• **Work order 1**:
Can you repeat, word for word, the part of the article on Standard Chartered Bank in Botswana starting with "- Bank commits" and going on through "Kaushal, has said."?
• **Work order 2**:
Would you go on with the article about Standard Chartered Bank's 125 years in Botswana from the point where it stops?

- Bank commits to women and youth empowerment
- Climate change another key strategic focus area for the bank
The commitment of Standard Chartered Bank to Botswana can be evidenced by its continued investment in its local franchise, the bank’s CEO for Africa and Middle East (AME), Sunil Kaushal, has said.
Speaking at the 125 years anniversary of StanChart in Gaborone recently, Kaushal noted: “We have overhauled our distribution network for Botswana to ensure that Batswana from far and wide can access the bank digitally from anywhere.
“It has been remarked in some quarters that we may have left some of the population behind. However, we believe that leading the trend is synonymous with who we are – a bank of many firsts.” Kaushal shared the bank’s greater vision, especially from an African perspective, saying the demographic dividend for Africa is an enormous opportunity. With the median age of the African population being about 19.7, Kaushal said there is a huge opportunity for StanChart to tap into this unexploited market.
He added that a better way to reach them is through mobile where they spend the majority of their time, hence the bank will continue to invest in digital. “We will continue to find the best ways to reach an audience that we have sometimes missed out on previously,” Kaushal said. It emerged that another key area of focus for the bank is women empowerment. “Not only do we know that women are the backbone of every society, we also know that Botswana and other African markets have large concentrations of women entrepreneurs,” Kaushal observed.
The 2021 Mastercard Index of Women Entrepreneurs states that Botswana, Uganda and Ghana have the highest concentrations of female entrepreneurs. Botswana leads the pack with 38.5 percent. Kaushal noted that initiatives like the Futuremakers will ensure that women hone their entrepreneurial skills and that they learn, earn and grow to become active participants in the economies that StanChart serves.

• **Collection entries**:
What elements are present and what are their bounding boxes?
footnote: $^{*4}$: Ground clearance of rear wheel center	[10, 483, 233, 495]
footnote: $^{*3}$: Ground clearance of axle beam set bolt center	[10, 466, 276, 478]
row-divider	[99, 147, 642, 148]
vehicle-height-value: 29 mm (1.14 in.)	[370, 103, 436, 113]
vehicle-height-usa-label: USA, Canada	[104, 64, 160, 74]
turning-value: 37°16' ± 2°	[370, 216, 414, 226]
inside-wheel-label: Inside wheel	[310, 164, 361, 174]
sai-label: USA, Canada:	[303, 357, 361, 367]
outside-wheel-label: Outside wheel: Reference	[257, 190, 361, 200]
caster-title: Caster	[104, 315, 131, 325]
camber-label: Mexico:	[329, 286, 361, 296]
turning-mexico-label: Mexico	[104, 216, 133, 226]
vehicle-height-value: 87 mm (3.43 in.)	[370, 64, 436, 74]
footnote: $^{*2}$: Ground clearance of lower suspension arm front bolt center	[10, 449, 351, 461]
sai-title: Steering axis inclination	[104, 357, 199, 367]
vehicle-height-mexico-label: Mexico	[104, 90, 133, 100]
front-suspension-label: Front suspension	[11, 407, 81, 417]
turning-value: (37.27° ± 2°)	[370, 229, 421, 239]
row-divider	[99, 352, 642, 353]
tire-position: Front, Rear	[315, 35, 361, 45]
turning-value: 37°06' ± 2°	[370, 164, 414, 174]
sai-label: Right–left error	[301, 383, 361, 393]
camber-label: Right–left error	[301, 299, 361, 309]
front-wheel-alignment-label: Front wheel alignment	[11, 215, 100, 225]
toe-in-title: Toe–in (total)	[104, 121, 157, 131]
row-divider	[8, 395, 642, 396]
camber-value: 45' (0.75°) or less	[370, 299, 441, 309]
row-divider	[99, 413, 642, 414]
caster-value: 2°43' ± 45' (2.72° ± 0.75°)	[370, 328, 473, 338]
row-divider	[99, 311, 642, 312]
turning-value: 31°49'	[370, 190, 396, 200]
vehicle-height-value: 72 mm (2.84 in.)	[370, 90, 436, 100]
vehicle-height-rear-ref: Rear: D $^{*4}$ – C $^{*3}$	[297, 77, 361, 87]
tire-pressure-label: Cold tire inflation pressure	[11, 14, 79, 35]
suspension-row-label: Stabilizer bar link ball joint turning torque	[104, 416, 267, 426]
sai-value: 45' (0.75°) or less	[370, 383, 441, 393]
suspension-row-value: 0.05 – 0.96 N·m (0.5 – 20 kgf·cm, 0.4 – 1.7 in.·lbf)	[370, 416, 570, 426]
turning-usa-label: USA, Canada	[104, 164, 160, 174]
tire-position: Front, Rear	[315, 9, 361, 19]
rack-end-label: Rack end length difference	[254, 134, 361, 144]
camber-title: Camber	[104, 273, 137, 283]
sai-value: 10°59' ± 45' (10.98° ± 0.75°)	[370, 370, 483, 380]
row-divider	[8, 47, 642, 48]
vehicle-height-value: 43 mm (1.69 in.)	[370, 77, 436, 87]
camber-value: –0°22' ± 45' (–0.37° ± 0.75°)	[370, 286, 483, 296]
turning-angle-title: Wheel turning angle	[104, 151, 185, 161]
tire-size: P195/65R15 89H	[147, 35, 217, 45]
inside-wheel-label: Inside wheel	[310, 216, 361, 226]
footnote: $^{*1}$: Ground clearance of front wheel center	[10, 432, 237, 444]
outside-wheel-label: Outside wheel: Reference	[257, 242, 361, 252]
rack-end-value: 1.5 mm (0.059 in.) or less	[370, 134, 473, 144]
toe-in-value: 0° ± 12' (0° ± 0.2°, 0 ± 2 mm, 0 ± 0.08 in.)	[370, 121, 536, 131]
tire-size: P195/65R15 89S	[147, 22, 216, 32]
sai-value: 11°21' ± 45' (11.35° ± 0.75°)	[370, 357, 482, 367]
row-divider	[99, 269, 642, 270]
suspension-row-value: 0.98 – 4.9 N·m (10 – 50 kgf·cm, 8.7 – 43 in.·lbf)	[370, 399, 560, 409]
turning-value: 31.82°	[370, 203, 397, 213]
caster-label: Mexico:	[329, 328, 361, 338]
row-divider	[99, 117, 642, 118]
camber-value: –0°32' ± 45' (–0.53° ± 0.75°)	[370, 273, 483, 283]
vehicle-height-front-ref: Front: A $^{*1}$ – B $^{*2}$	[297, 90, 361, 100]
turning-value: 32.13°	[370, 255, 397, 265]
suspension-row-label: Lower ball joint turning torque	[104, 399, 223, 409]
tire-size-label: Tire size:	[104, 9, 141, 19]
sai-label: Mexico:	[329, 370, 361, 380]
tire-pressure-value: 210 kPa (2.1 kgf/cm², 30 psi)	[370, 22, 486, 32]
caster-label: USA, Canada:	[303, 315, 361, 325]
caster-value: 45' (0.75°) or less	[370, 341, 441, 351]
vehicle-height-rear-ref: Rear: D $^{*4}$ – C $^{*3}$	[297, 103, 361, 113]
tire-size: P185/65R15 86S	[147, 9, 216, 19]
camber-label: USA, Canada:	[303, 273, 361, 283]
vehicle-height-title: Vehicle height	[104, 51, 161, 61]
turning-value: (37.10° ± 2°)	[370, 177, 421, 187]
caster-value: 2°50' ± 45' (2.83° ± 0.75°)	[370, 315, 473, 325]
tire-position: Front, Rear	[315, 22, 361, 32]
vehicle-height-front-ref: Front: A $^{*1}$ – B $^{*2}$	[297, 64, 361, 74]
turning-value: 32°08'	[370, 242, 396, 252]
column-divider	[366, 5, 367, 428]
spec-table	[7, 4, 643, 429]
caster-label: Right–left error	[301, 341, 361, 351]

• **Final answer 1**:
- Bank commits to women and youth empowerment
- Climate change another key strategic focus area for the bank
The commitment of Standard Chartered Bank to Botswana can be evidenced by its continued investment in its local franchise, the bank’s CEO for Africa and Middle East (AME), Sunil Kaushal, has said.

• **Final answer 2**:
In Botswana alone, StanChart has funded the Futuremakers programme to the tune of over USD450,000 over the last three years. Kaushal noted that a key catalyst for growth on the African continent will rest on the bank’s ability to include women and the youth in the economies which it serves. “The Africa rising story has always been beset by challenges – the COVID pandemic was one such challenge,” he said.
Climate change also emerged as key strategic area of focus for the bank where it is “very intentional” about its journey to net zero and has set itself transitional targets. “Not only are we intentional about our own carbon footprint but are also intentional about the sectors and projects that we will finance and ensure that we journey with our clients to net zero,” said Kaushal. Meanwhile, in April this year, the bank announced a decision to fully exit operations in markets like Angola, Cameroon, Gambia, Jordan, Lebanon, Sierra Leone and Zimbabwe.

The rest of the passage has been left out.